## Dataset content:

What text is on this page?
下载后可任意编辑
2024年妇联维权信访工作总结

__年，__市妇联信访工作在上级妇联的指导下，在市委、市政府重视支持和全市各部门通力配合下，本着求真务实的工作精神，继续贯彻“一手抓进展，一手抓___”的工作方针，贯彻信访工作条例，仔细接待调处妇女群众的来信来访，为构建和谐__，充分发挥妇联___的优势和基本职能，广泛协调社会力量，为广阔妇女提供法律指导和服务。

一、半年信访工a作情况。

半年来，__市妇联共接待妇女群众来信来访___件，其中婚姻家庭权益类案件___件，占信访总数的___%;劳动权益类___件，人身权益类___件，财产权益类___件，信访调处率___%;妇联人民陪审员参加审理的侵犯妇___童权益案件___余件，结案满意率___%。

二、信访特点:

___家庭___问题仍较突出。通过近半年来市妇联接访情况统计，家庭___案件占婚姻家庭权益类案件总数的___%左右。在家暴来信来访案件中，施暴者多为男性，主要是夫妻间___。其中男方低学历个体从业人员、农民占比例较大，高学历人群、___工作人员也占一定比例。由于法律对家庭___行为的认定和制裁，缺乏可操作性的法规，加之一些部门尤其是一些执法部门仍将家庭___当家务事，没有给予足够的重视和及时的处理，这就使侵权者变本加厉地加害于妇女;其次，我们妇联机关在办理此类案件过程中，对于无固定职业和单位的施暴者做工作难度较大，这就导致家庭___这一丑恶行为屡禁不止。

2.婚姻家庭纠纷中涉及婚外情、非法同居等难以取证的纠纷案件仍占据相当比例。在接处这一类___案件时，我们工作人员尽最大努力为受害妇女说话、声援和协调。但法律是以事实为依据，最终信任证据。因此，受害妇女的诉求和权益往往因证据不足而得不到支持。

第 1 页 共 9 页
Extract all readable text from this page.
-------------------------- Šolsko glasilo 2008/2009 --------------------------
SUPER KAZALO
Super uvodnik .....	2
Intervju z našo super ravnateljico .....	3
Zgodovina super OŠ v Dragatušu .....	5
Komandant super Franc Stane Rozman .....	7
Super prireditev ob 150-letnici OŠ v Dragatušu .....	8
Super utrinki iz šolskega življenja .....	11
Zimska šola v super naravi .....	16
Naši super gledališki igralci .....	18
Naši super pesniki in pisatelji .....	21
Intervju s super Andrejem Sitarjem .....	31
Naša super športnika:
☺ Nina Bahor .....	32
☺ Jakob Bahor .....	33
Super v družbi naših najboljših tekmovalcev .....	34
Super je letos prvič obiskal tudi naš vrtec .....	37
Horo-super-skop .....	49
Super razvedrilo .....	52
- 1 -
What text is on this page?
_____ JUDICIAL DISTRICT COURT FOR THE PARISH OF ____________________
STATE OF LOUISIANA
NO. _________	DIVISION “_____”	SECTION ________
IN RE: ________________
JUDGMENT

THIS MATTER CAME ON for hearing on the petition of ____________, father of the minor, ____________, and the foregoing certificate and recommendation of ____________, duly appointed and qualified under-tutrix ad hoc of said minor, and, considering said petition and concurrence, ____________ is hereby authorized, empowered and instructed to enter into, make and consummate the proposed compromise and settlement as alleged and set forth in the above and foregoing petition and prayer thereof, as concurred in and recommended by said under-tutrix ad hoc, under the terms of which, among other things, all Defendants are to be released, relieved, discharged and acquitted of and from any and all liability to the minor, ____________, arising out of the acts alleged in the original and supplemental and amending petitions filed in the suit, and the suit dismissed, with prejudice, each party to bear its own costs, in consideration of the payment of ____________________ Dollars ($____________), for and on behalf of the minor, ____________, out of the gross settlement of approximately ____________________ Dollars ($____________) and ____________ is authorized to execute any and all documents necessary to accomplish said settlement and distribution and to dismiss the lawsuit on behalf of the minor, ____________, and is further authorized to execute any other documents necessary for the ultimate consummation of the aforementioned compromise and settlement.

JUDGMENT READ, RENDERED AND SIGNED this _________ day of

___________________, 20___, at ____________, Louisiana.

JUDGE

## Given exercise:
Extract all of the data exactly as written.

## The response:
What text is on this page?
下载后可任意编辑
2024年妇联维权信访工作总结

__年，__市妇联信访工作在上级妇联的指导下，在市委、市政府重视支持和全市各部门通力配合下，本着求真务实的工作精神，继续贯彻“一手抓进展，一手抓___”的工作方针，贯彻信访工作条例，仔细接待调处妇女群众的来信来访，为构建和谐__，充分发挥妇联___的优势和基本职能，广泛协调社会力量，为广阔妇女提供法律指导和服务。

一、半年信访工a作情况。

半年来，__市妇联共接待妇女群众来信来访___件，其中婚姻家庭权益类案件___件，占信访总数的___%;劳动权益类___件，人身权益类___件，财产权益类___件，信访调处率___%;妇联人民陪审员参加审理的侵犯妇___童权益案件___余件，结案满意率___%。

二、信访特点:

___家庭___问题仍较突出。通过近半年来市妇联接访情况统计，家庭___案件占婚姻家庭权益类案件总数的___%左右。在家暴来信来访案件中，施暴者多为男性，主要是夫妻间___。其中男方低学历个体从业人员、农民占比例较大，高学历人群、___工作人员也占一定比例。由于法律对家庭___行为的认定和制裁，缺乏可操作性的法规，加之一些部门尤其是一些执法部门仍将家庭___当家务事，没有给予足够的重视和及时的处理，这就使侵权者变本加厉地加害于妇女;其次，我们妇联机关在办理此类案件过程中，对于无固定职业和单位的施暴者做工作难度较大，这就导致家庭___这一丑恶行为屡禁不止。

2.婚姻家庭纠纷中涉及婚外情、非法同居等难以取证的纠纷案件仍占据相当比例。在接处这一类___案件时，我们工作人员尽最大努力为受害妇女说话、声援和协调。但法律是以事实为依据，最终信任证据。因此，受害妇女的诉求和权益往往因证据不足而得不到支持。

第 1 页 共 9 页
Extract all readable text from this page.
-------------------------- Šolsko glasilo 2008/2009 --------------------------
SUPER KAZALO
Super uvodnik .....	2
Intervju z našo super ravnateljico .....	3
Zgodovina super OŠ v Dragatušu .....	5
Komandant super Franc Stane Rozman .....	7
Super prireditev ob 150-letnici OŠ v Dragatušu .....	8
Super utrinki iz šolskega življenja .....	11
Zimska šola v super naravi .....	16
Naši super gledališki igralci .....	18
Naši super pesniki in pisatelji .....	21
Intervju s super Andrejem Sitarjem .....	31
Naša super športnika:
☺ Nina Bahor .....	32
☺ Jakob Bahor .....	33
Super v družbi naših najboljših tekmovalcev .....	34
Super je letos prvič obiskal tudi naš vrtec .....	37
Horo-super-skop .....	49
Super razvedrilo .....	52
- 1 -
What text is on this page?
_____ JUDICIAL DISTRICT COURT FOR THE PARISH OF ____________________
STATE OF LOUISIANA
NO. _________	DIVISION “_____”	SECTION ________
IN RE: ________________
JUDGMENT

THIS MATTER CAME ON for hearing on the petition of ____________, father of the minor, ____________, and the foregoing certificate and recommendation of ____________, duly appointed and qualified under-tutrix ad hoc of said minor, and, considering said petition and concurrence, ____________ is hereby authorized, empowered and instructed to enter into, make and consummate the proposed compromise and settlement as alleged and set forth in the above and foregoing petition and prayer thereof, as concurred in and recommended by said under-tutrix ad hoc, under the terms of which, among other things, all Defendants are to be released, relieved, discharged and acquitted of and from any and all liability to the minor, ____________, arising out of the acts alleged in the original and supplemental and amending petitions filed in the suit, and the suit dismissed, with prejudice, each party to bear its own costs, in consideration of the payment of ____________________ Dollars ($____________), for and on behalf of the minor, ____________, out of the gross settlement of approximately ____________________ Dollars ($____________) and ____________ is authorized to execute any and all documents necessary to accomplish said settlement and distribution and to dismiss the lawsuit on behalf of the minor, ____________, and is further authorized to execute any other documents necessary for the ultimate consummation of the aforementioned compromise and settlement.

JUDGMENT READ, RENDERED AND SIGNED this _________ day of

___________________, 20___, at ____________, Louisiana.

JUDGE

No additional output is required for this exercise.